_Stated goal_: Beginning at the line that contains "Read the values" and ending at the last line of the entries, write out each line exactly; include nothing outside that span.

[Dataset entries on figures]

----------------------------------------

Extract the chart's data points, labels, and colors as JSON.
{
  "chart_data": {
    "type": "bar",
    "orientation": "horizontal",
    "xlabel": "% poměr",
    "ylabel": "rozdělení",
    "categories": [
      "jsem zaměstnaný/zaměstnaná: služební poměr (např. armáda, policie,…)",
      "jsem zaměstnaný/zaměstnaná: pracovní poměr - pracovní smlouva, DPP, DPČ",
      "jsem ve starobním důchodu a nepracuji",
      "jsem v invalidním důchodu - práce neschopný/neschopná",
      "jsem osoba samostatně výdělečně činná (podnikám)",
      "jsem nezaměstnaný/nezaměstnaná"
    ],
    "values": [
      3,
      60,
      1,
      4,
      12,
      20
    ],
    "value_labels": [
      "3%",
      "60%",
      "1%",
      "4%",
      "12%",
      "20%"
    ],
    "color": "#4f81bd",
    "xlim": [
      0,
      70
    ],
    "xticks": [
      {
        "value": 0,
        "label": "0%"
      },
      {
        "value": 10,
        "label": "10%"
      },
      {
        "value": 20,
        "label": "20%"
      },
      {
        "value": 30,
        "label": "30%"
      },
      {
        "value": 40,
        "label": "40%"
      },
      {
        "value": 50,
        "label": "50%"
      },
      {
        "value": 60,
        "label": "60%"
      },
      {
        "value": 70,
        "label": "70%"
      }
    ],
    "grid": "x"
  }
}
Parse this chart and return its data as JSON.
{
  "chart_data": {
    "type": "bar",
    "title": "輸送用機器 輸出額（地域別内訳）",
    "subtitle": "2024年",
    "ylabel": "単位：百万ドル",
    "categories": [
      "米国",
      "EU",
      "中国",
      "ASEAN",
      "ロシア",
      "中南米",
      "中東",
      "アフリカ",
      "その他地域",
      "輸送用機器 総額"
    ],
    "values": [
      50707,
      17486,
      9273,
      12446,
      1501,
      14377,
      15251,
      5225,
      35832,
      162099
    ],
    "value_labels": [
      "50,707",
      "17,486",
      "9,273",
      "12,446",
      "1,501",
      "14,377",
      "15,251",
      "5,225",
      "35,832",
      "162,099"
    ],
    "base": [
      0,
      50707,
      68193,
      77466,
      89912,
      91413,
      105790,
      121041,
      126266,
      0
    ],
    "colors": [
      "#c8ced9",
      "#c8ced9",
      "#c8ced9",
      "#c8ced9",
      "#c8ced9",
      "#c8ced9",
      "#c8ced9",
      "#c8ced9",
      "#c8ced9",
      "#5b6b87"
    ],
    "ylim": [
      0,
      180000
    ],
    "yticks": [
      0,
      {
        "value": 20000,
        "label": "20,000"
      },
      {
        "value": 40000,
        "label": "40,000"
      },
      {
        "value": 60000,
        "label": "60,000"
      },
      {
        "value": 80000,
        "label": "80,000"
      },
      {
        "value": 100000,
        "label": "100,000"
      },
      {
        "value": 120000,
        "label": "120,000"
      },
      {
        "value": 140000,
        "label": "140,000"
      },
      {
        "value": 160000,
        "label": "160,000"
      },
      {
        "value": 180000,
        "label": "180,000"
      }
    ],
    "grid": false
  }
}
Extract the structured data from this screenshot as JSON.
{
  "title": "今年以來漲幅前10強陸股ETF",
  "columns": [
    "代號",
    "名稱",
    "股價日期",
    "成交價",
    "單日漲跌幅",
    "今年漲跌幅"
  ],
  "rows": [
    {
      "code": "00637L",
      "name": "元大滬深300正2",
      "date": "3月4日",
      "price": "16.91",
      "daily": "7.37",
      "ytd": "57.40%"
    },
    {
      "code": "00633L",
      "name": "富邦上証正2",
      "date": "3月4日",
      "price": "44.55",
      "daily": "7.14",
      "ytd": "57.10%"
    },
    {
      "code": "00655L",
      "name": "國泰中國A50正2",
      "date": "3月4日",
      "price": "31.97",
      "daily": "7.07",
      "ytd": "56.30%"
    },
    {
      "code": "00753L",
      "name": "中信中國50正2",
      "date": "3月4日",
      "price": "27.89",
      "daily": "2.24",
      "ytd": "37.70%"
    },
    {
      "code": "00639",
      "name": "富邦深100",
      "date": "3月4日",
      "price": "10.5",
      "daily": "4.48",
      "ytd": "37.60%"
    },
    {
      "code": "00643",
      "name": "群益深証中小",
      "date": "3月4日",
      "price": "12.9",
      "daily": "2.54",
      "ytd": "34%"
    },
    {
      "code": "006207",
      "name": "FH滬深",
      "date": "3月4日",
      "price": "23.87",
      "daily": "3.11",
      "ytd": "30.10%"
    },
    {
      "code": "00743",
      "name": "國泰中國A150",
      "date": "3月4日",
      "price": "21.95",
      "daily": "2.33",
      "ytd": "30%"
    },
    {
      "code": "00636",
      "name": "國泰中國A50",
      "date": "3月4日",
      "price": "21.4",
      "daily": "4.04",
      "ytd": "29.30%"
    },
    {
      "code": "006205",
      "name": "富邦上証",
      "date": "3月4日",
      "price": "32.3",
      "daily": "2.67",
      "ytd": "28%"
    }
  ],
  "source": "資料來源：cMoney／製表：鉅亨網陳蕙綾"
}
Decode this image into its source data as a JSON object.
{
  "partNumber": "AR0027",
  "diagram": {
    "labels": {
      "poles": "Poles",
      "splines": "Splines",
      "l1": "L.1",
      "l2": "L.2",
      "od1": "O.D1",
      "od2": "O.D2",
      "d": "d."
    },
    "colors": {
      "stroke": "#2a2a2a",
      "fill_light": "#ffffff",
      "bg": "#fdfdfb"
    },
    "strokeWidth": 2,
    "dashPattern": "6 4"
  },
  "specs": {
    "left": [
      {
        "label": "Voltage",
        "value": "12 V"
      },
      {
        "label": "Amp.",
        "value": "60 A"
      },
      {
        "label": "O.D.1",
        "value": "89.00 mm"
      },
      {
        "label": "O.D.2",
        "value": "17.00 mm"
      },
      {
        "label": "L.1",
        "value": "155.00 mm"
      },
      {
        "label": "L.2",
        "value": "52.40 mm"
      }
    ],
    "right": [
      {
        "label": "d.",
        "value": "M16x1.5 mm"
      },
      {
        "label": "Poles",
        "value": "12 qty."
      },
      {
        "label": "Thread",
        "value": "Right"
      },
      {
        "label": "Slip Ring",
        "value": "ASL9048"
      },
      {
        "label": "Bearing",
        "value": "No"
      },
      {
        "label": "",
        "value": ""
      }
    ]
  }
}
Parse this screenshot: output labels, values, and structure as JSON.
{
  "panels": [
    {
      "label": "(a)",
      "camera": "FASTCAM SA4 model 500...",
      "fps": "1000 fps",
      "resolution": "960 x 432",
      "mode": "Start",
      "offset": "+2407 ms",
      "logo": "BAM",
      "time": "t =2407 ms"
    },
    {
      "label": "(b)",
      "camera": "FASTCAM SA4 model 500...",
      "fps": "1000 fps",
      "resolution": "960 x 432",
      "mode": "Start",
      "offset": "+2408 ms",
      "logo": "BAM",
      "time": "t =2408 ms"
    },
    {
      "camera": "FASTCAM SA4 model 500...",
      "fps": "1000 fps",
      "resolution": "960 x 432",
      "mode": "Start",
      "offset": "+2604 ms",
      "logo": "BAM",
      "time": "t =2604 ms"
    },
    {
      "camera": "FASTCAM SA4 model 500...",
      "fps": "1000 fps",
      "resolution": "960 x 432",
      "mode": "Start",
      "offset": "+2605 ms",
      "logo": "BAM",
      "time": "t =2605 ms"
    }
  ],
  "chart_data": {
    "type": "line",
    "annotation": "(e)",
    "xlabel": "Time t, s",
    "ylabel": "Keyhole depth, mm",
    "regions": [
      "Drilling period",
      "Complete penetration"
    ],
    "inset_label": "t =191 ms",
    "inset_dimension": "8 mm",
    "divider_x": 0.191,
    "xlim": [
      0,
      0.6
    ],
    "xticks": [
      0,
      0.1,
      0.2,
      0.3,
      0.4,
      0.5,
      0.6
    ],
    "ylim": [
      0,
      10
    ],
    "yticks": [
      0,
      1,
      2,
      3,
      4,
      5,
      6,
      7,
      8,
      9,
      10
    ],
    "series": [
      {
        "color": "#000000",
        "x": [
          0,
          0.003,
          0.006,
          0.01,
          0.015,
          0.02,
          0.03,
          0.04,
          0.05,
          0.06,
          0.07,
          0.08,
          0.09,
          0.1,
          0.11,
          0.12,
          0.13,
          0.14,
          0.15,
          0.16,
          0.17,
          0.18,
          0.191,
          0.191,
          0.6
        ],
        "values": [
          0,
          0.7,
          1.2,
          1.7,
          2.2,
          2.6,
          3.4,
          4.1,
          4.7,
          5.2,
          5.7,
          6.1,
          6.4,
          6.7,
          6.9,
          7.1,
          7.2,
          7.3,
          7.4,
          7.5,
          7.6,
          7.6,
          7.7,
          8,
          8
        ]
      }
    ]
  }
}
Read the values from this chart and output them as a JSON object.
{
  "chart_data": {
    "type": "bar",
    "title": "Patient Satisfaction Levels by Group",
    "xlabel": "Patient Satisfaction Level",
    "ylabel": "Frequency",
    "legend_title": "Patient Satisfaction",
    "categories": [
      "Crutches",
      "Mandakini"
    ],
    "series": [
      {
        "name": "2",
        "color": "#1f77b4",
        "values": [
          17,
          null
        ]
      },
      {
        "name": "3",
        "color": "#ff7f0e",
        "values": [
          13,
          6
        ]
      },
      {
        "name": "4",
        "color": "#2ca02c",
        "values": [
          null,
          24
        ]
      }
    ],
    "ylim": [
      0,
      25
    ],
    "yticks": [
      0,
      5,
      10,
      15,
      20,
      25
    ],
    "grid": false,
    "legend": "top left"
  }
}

----------------------------------------

_Task result_:
Read the values from this chart and output them as a JSON object.
{
  "chart_data": {
    "type": "bar",
    "title": "Patient Satisfaction Levels by Group",
    "xlabel": "Patient Satisfaction Level",
    "ylabel": "Frequency",
    "legend_title": "Patient Satisfaction",
    "categories": [
      "Crutches",
      "Mandakini"
    ],
    "series": [
      {
        "name": "2",
        "color": "#1f77b4",
        "values": [
          17,
          null
        ]
      },
      {
        "name": "3",
        "color": "#ff7f0e",
        "values": [
          13,
          6
        ]
      },
      {
        "name": "4",
        "color": "#2ca02c",
        "values": [
          null,
          24
        ]
      }
    ],
    "ylim": [
      0,
      25
    ],
    "yticks": [
      0,
      5,
      10,
      15,
      20,
      25
    ],
    "grid": false,
    "legend": "top left"
  }
}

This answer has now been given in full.